§ **Problem**
Answer these questions using the graphics card review below.
1. Who wrote the review, and on what date?
2. What AGP aperture size was set in the BIOS?
3. What size was the permanent page file created on the test system?

§ **Text**
■ ■ ■ ■ ■ ■ ■

Leadtek WinFast A350 TDH MyViVo & Abit Siluro FX 5900 OTES

Leadtek WinFast A350 TDH MyViVo & Abit Siluro FX 5900 OTES - Page 3

The Leadtek WinFast A350 TDH MyViVo
&
The Abit Siluro FX 5900 OTES
Two GeForce FX 5900s Square-Off...

By - Marco Chiappetta
August 19, 2003

       

HOW WE CONFIGURED THE TEST SYSTEM:

The Leadtek WinFast A350 TDH MyViVo and Abit Siluro FX 5900 OTES were tested on an i875P "Canterwood" based MSI 875P Neo-FIS2R motherboard, powered by a Pentium 4 3.0CGHz processor (800MHz Bus).  The first thing we did when configuring this test system was enter the BIOS and loaded "High Performance Defaults".  Then we set the memory to operate at 200MHz (Dual DDR400), with the CAS Latency and other memory timings set by SPD.  The AGP aperture size was then set to 256MB.  The hard drive was then formatted, and Windows XP Professional with SP1 was installed.  When the Windows installation was complete, we installed the Intel chipset drivers and then hit the Windows Update site to download and install all of the available updates, with the exception of the ones related to Windows Messenger.  Then we installed all of the necessary drivers for the rest of our components and Windows Messenger was disabled and removed from the system.  Then Auto-Updating and System Restore were disabled, the hard drive was de-fragmented and a 768MB permanent page file was created.  Lastly, we set Windows XP's Visual Effects to "best performance", installed all of the benchmarking software and ran the tests at our CPU's default clock speed.  All of the benchmarking was done with ATi's and NVIDIA's drivers configured for maximum visual quality.  ATi's "Quality" Antialiasing and Anisotropic filtering methods were employed throughout our testing, while the Performance slider available on NVIDIA's "Performance and Quality" driver tab was set to "Quality".  For the "4X AA + Aniso" tests listed in our graphs, we enabled 4X AA and 8X Anisotropic filtering in both NVIDIA's and ATi's driver panels.

■ ■ ■ ■ ■ ■ ■

(Document understanding data)
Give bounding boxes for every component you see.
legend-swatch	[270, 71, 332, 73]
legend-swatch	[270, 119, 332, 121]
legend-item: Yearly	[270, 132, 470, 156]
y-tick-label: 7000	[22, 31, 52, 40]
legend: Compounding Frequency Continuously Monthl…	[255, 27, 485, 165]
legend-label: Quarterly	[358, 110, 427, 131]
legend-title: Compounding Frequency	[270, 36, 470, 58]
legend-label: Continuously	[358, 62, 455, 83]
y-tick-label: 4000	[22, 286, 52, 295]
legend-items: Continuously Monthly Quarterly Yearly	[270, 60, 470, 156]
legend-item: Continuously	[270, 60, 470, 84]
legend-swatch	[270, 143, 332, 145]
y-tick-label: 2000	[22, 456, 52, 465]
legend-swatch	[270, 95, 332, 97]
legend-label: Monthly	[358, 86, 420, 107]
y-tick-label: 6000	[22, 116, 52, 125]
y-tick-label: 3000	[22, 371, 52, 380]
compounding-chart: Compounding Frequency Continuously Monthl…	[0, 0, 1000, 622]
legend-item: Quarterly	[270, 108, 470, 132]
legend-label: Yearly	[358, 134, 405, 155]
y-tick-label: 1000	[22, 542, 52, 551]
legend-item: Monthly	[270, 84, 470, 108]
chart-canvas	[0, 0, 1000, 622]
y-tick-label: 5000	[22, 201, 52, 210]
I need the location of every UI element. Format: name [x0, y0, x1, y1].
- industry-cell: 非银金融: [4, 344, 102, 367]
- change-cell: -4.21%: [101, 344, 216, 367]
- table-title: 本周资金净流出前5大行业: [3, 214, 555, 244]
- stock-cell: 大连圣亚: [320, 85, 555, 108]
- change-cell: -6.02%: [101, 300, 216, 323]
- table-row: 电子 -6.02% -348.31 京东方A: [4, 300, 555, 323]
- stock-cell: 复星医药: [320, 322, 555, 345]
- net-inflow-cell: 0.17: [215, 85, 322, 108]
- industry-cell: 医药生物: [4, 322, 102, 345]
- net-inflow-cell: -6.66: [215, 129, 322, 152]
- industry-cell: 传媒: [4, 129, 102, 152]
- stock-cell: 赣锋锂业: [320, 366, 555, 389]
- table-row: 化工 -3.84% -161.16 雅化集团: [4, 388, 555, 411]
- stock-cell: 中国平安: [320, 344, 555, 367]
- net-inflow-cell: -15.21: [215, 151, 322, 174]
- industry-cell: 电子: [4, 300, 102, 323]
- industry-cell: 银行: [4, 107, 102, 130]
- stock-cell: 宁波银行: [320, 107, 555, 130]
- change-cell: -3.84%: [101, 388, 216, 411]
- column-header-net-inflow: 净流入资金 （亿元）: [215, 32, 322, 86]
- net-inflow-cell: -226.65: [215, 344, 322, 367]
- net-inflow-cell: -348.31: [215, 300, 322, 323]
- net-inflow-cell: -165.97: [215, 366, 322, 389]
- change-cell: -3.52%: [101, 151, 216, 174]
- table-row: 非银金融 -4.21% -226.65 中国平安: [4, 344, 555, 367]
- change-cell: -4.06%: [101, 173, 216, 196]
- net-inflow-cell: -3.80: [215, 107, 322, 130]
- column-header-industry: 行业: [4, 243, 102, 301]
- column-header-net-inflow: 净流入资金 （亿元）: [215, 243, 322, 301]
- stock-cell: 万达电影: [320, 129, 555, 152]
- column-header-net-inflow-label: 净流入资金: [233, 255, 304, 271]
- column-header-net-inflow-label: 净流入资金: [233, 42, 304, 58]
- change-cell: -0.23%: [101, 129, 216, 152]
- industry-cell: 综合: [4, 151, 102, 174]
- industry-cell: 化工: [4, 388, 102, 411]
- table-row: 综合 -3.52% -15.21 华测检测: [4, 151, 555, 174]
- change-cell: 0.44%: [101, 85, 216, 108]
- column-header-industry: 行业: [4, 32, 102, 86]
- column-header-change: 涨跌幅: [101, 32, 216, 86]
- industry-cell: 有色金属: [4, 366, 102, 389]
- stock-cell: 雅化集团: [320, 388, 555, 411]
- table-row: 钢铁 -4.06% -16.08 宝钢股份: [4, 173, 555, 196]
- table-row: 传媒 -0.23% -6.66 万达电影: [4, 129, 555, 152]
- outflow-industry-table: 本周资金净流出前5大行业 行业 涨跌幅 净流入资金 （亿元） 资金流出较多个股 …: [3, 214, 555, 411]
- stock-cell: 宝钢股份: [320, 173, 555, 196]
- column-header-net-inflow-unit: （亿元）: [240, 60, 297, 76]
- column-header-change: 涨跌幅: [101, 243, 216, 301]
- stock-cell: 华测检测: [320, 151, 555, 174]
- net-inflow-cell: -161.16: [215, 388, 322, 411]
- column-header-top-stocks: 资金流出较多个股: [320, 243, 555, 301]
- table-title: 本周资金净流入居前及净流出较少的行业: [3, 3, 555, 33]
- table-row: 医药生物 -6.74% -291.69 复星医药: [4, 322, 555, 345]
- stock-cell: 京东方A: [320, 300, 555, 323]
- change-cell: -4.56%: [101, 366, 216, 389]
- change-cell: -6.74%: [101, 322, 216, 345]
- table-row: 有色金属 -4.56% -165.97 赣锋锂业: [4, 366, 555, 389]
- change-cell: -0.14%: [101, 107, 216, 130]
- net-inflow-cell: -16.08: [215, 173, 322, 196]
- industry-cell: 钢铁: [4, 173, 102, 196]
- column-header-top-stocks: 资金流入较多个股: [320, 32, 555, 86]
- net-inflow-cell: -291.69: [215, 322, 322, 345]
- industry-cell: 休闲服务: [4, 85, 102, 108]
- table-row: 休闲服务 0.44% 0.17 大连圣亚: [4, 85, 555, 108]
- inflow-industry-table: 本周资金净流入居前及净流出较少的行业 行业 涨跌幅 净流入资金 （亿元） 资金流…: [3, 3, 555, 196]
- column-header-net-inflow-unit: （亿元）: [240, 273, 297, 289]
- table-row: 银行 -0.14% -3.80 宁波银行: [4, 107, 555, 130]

■ ■ ■ ■ ■ ■ ■

§ **Exercise answer**
1. Marco Chiappetta, August 19, 2003.
2. 256MB.
3. 768MB.